» SHORT PROBLEM:
Each line of the listing must be transcribed exactly, except for the images, which should be excluded.

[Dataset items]

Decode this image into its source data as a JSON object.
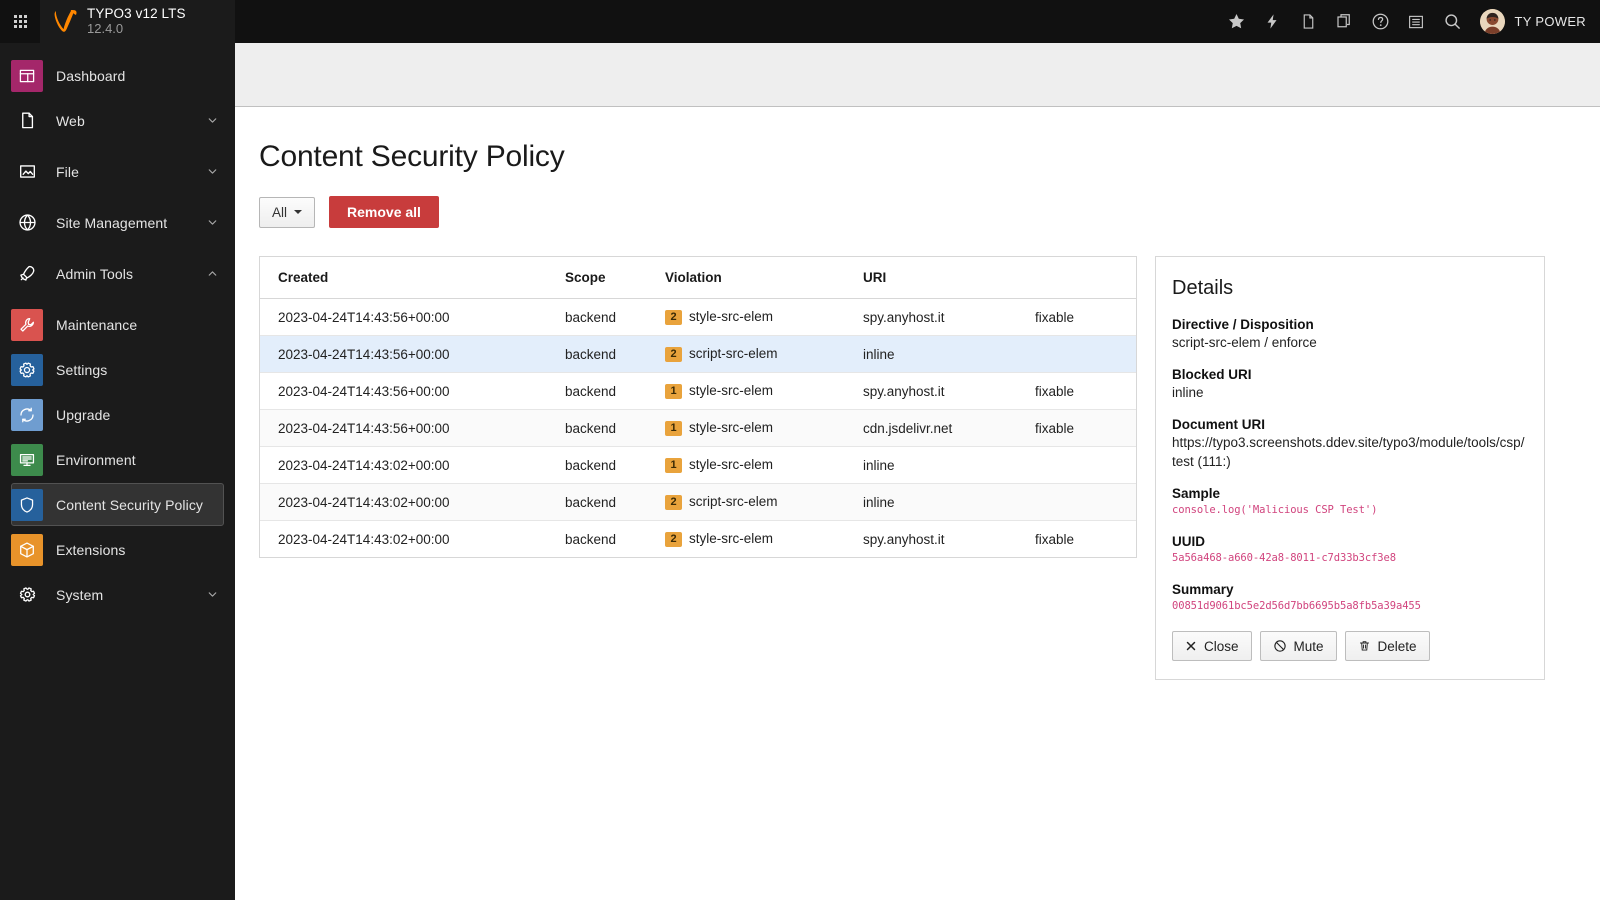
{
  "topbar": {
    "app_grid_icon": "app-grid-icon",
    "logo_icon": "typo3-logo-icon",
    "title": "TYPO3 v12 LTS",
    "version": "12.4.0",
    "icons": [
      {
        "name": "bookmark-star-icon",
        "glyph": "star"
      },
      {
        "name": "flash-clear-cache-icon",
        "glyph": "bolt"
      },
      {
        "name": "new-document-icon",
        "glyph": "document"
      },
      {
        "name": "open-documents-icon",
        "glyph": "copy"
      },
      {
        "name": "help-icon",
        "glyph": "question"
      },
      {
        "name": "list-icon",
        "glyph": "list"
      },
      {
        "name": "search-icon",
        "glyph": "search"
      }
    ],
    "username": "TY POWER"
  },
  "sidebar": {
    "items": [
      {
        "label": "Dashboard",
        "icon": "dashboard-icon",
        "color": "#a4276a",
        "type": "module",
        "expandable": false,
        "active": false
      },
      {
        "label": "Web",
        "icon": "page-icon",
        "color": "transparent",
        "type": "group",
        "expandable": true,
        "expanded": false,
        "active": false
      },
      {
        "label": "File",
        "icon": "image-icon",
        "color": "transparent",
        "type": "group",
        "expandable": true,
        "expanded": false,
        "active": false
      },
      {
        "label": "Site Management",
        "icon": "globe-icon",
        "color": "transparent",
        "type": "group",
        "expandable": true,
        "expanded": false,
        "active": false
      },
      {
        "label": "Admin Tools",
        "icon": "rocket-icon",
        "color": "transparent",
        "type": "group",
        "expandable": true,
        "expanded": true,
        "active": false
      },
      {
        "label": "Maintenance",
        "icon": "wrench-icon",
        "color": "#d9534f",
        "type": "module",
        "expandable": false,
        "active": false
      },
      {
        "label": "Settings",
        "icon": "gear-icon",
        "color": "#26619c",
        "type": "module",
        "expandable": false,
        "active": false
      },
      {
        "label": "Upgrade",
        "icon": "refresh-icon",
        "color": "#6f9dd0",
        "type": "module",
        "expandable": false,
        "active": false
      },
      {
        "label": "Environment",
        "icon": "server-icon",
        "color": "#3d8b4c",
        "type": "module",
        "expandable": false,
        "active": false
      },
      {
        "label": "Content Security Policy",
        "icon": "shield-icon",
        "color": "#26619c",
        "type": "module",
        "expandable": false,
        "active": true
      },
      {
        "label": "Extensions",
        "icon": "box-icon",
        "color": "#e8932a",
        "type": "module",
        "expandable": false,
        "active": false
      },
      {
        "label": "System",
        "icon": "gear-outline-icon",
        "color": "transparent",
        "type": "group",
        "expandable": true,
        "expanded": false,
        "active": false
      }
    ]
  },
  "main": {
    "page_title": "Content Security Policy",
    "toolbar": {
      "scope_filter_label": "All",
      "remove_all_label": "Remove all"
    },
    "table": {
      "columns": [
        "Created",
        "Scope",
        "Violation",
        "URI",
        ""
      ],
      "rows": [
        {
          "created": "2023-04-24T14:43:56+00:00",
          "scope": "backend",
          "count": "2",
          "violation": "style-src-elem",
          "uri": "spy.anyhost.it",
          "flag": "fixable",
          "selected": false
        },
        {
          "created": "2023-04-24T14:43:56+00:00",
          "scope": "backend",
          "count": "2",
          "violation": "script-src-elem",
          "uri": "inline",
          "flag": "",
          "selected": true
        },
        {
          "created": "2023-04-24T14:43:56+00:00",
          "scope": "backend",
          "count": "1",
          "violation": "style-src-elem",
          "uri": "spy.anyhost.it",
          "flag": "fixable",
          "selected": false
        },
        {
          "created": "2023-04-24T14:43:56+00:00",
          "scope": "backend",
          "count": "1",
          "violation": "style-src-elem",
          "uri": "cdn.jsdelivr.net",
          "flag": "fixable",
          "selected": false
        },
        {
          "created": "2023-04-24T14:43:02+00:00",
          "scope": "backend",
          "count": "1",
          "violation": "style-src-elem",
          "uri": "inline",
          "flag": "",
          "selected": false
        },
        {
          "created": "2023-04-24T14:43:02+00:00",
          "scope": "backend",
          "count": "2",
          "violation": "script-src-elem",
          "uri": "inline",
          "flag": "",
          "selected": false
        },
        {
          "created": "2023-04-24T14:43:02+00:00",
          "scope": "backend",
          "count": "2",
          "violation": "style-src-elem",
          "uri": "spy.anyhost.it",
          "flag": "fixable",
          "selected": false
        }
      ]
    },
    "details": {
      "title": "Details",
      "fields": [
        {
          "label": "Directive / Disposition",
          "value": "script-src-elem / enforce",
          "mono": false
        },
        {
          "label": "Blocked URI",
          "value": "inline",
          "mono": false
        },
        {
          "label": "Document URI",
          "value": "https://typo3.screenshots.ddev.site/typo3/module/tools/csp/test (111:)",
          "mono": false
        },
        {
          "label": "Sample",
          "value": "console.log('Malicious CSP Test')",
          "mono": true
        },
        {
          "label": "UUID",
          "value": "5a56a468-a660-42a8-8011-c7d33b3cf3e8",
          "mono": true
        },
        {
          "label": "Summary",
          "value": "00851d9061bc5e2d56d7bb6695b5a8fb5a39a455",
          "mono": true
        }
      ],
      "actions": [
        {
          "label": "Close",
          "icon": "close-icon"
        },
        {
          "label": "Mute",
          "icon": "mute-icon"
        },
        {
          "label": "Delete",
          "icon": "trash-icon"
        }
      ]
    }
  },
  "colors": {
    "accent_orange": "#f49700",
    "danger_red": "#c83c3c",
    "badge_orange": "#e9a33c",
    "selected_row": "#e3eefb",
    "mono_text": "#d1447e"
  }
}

» FULL SOLUTION:
Decode this image into its source data as a JSON object.
{
  "topbar": {
    "app_grid_icon": "app-grid-icon",
    "logo_icon": "typo3-logo-icon",
    "title": "TYPO3 v12 LTS",
    "version": "12.4.0",
    "icons": [
      {
        "name": "bookmark-star-icon",
        "glyph": "star"
      },
      {
        "name": "flash-clear-cache-icon",
        "glyph": "bolt"
      },
      {
        "name": "new-document-icon",
        "glyph": "document"
      },
      {
        "name": "open-documents-icon",
        "glyph": "copy"
      },
      {
        "name": "help-icon",
        "glyph": "question"
      },
      {
        "name": "list-icon",
        "glyph": "list"
      },
      {
        "name": "search-icon",
        "glyph": "search"
      }
    ],
    "username": "TY POWER"
  },
  "sidebar": {
    "items": [
      {
        "label": "Dashboard",
        "icon": "dashboard-icon",
        "color": "#a4276a",
        "type": "module",
        "expandable": false,
        "active": false
      },
      {
        "label": "Web",
        "icon": "page-icon",
        "color": "transparent",
        "type": "group",
        "expandable": true,
        "expanded": false,
        "active": false
      },
      {
        "label": "File",
        "icon": "image-icon",
        "color": "transparent",
        "type": "group",
        "expandable": true,
        "expanded": false,
        "active": false
      },
      {
        "label": "Site Management",
        "icon": "globe-icon",
        "color": "transparent",
        "type": "group",
        "expandable": true,
        "expanded": false,
        "active": false
      },
      {
        "label": "Admin Tools",
        "icon": "rocket-icon",
        "color": "transparent",
        "type": "group",
        "expandable": true,
        "expanded": true,
        "active": false
      },
      {
        "label": "Maintenance",
        "icon": "wrench-icon",
        "color": "#d9534f",
        "type": "module",
        "expandable": false,
        "active": false
      },
      {
        "label": "Settings",
        "icon": "gear-icon",
        "color": "#26619c",
        "type": "module",
        "expandable": false,
        "active": false
      },
      {
        "label": "Upgrade",
        "icon": "refresh-icon",
        "color": "#6f9dd0",
        "type": "module",
        "expandable": false,
        "active": false
      },
      {
        "label": "Environment",
        "icon": "server-icon",
        "color": "#3d8b4c",
        "type": "module",
        "expandable": false,
        "active": false
      },
      {
        "label": "Content Security Policy",
        "icon": "shield-icon",
        "color": "#26619c",
        "type": "module",
        "expandable": false,
        "active": true
      },
      {
        "label": "Extensions",
        "icon": "box-icon",
        "color": "#e8932a",
        "type": "module",
        "expandable": false,
        "active": false
      },
      {
        "label": "System",
        "icon": "gear-outline-icon",
        "color": "transparent",
        "type": "group",
        "expandable": true,
        "expanded": false,
        "active": false
      }
    ]
  },
  "main": {
    "page_title": "Content Security Policy",
    "toolbar": {
      "scope_filter_label": "All",
      "remove_all_label": "Remove all"
    },
    "table": {
      "columns": [
        "Created",
        "Scope",
        "Violation",
        "URI",
        ""
      ],
      "rows": [
        {
          "created": "2023-04-24T14:43:56+00:00",
          "scope": "backend",
          "count": "2",
          "violation": "style-src-elem",
          "uri": "spy.anyhost.it",
          "flag": "fixable",
          "selected": false
        },
        {
          "created": "2023-04-24T14:43:56+00:00",
          "scope": "backend",
          "count": "2",
          "violation": "script-src-elem",
          "uri": "inline",
          "flag": "",
          "selected": true
        },
        {
          "created": "2023-04-24T14:43:56+00:00",
          "scope": "backend",
          "count": "1",
          "violation": "style-src-elem",
          "uri": "spy.anyhost.it",
          "flag": "fixable",
          "selected": false
        },
        {
          "created": "2023-04-24T14:43:56+00:00",
          "scope": "backend",
          "count": "1",
          "violation": "style-src-elem",
          "uri": "cdn.jsdelivr.net",
          "flag": "fixable",
          "selected": false
        },
        {
          "created": "2023-04-24T14:43:02+00:00",
          "scope": "backend",
          "count": "1",
          "violation": "style-src-elem",
          "uri": "inline",
          "flag": "",
          "selected": false
        },
        {
          "created": "2023-04-24T14:43:02+00:00",
          "scope": "backend",
          "count": "2",
          "violation": "script-src-elem",
          "uri": "inline",
          "flag": "",
          "selected": false
        },
        {
          "created": "2023-04-24T14:43:02+00:00",
          "scope": "backend",
          "count": "2",
          "violation": "style-src-elem",
          "uri": "spy.anyhost.it",
          "flag": "fixable",
          "selected": false
        }
      ]
    },
    "details": {
      "title": "Details",
      "fields": [
        {
          "label": "Directive / Disposition",
          "value": "script-src-elem / enforce",
          "mono": false
        },
        {
          "label": "Blocked URI",
          "value": "inline",
          "mono": false
        },
        {
          "label": "Document URI",
          "value": "https://typo3.screenshots.ddev.site/typo3/module/tools/csp/test (111:)",
          "mono": false
        },
        {
          "label": "Sample",
          "value": "console.log('Malicious CSP Test')",
          "mono": true
        },
        {
          "label": "UUID",
          "value": "5a56a468-a660-42a8-8011-c7d33b3cf3e8",
          "mono": true
        },
        {
          "label": "Summary",
          "value": "00851d9061bc5e2d56d7bb6695b5a8fb5a39a455",
          "mono": true
        }
      ],
      "actions": [
        {
          "label": "Close",
          "icon": "close-icon"
        },
        {
          "label": "Mute",
          "icon": "mute-icon"
        },
        {
          "label": "Delete",
          "icon": "trash-icon"
        }
      ]
    }
  },
  "colors": {
    "accent_orange": "#f49700",
    "danger_red": "#c83c3c",
    "badge_orange": "#e9a33c",
    "selected_row": "#e3eefb",
    "mono_text": "#d1447e"
  }
}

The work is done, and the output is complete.